** Begin Data rows **

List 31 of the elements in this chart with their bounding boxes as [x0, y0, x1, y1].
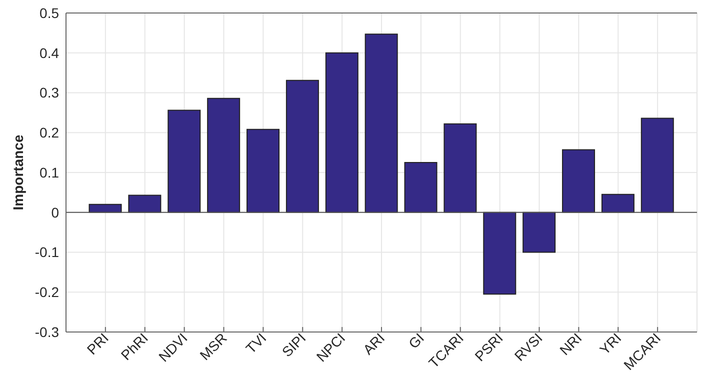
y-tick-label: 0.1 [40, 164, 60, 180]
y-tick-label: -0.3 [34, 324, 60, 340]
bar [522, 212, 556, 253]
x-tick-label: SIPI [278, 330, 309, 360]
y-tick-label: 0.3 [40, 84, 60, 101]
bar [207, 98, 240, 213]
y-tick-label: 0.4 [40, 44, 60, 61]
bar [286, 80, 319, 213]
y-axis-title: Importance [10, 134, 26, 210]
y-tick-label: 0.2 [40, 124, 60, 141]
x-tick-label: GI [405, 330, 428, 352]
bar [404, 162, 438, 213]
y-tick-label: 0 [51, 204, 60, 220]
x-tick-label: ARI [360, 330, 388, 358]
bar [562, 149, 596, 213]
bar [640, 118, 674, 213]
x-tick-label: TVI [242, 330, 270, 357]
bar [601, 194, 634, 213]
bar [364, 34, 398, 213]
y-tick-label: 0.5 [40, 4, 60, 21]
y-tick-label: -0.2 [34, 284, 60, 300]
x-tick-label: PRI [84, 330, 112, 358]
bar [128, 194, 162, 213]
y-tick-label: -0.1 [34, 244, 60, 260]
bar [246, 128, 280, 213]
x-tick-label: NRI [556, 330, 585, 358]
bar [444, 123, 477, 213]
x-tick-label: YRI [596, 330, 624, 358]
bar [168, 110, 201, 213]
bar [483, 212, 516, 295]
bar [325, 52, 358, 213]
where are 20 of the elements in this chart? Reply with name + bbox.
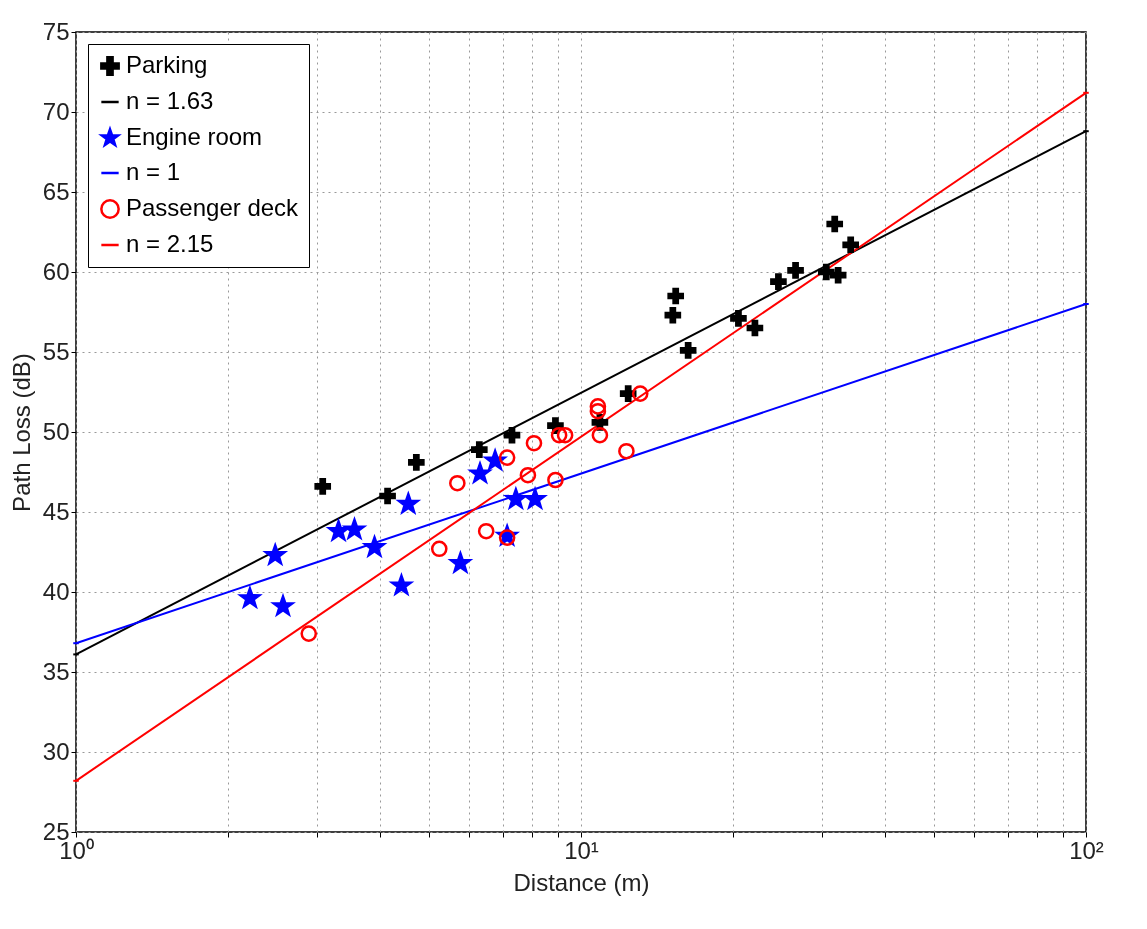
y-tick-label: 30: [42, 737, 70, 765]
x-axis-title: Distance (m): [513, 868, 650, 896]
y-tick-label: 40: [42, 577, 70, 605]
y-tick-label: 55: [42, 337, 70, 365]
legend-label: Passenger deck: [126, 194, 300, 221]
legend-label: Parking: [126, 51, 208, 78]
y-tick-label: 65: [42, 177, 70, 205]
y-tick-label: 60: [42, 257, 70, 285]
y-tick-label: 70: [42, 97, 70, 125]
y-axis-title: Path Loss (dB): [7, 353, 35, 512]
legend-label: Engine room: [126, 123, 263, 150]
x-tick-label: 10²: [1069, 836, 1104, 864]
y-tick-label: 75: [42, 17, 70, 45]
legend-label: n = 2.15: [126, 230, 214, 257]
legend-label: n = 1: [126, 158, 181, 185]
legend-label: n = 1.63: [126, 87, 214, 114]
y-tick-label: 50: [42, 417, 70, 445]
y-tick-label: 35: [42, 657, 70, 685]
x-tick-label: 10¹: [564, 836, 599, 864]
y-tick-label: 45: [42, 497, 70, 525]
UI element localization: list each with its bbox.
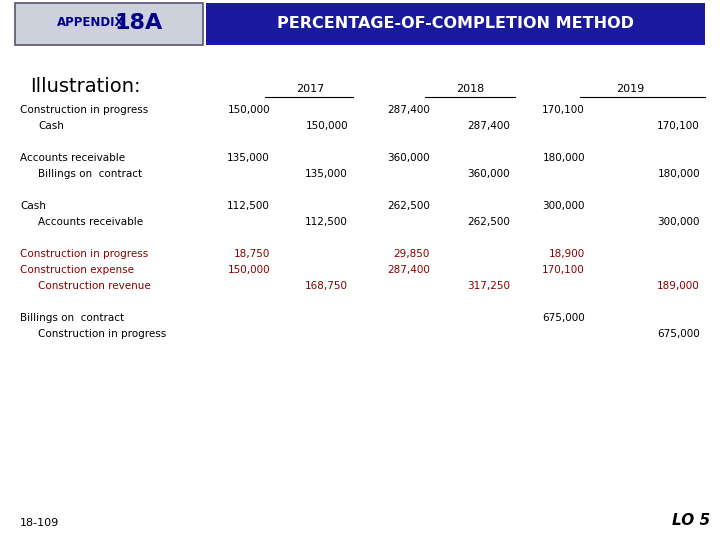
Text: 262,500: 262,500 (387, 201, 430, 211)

** End Data rows **

Task statement -
Quote the listing above line for line without changing anything, and leave out the picture placeholders.

Finished task -
List 31 of the elements in this chart with their bounding boxes as [x0, y0, x1, y1].
y-tick-label: 0.1 [40, 164, 60, 180]
y-tick-label: -0.3 [34, 324, 60, 340]
bar [522, 212, 556, 253]
x-tick-label: SIPI [278, 330, 309, 360]
y-tick-label: 0.3 [40, 84, 60, 101]
bar [207, 98, 240, 213]
y-tick-label: 0.4 [40, 44, 60, 61]
bar [286, 80, 319, 213]
y-axis-title: Importance [10, 134, 26, 210]
y-tick-label: 0.2 [40, 124, 60, 141]
x-tick-label: GI [405, 330, 428, 352]
bar [404, 162, 438, 213]
y-tick-label: 0 [51, 204, 60, 220]
x-tick-label: ARI [360, 330, 388, 358]
bar [562, 149, 596, 213]
bar [640, 118, 674, 213]
x-tick-label: TVI [242, 330, 270, 357]
bar [601, 194, 634, 213]
bar [364, 34, 398, 213]
y-tick-label: 0.5 [40, 4, 60, 21]
y-tick-label: -0.2 [34, 284, 60, 300]
x-tick-label: PRI [84, 330, 112, 358]
bar [128, 194, 162, 213]
y-tick-label: -0.1 [34, 244, 60, 260]
bar [246, 128, 280, 213]
x-tick-label: NRI [556, 330, 585, 358]
bar [444, 123, 477, 213]
x-tick-label: YRI [596, 330, 624, 358]
bar [168, 110, 201, 213]
bar [483, 212, 516, 295]
bar [325, 52, 358, 213]
where are 20 of the elements in this chart? Reply with name + bbox.
y-tick-label: 30: [42, 737, 70, 765]
x-axis-title: Distance (m): [513, 868, 650, 896]
y-tick-label: 40: [42, 577, 70, 605]
y-tick-label: 55: [42, 337, 70, 365]
legend-label: Passenger deck: [126, 194, 300, 221]
legend-label: Parking: [126, 51, 208, 78]
y-tick-label: 65: [42, 177, 70, 205]
y-tick-label: 60: [42, 257, 70, 285]
y-tick-label: 70: [42, 97, 70, 125]
y-axis-title: Path Loss (dB): [7, 353, 35, 512]
legend-label: Engine room: [126, 123, 263, 150]
x-tick-label: 10²: [1069, 836, 1104, 864]
y-tick-label: 75: [42, 17, 70, 45]
legend-label: n = 2.15: [126, 230, 214, 257]
legend-label: n = 1: [126, 158, 181, 185]
legend-label: n = 1.63: [126, 87, 214, 114]
y-tick-label: 50: [42, 417, 70, 445]
y-tick-label: 35: [42, 657, 70, 685]
x-tick-label: 10¹: [564, 836, 599, 864]
y-tick-label: 45: [42, 497, 70, 525]
UI element localization: list each with its bbox.
Text: 262,500: 262,500 (387, 201, 430, 211)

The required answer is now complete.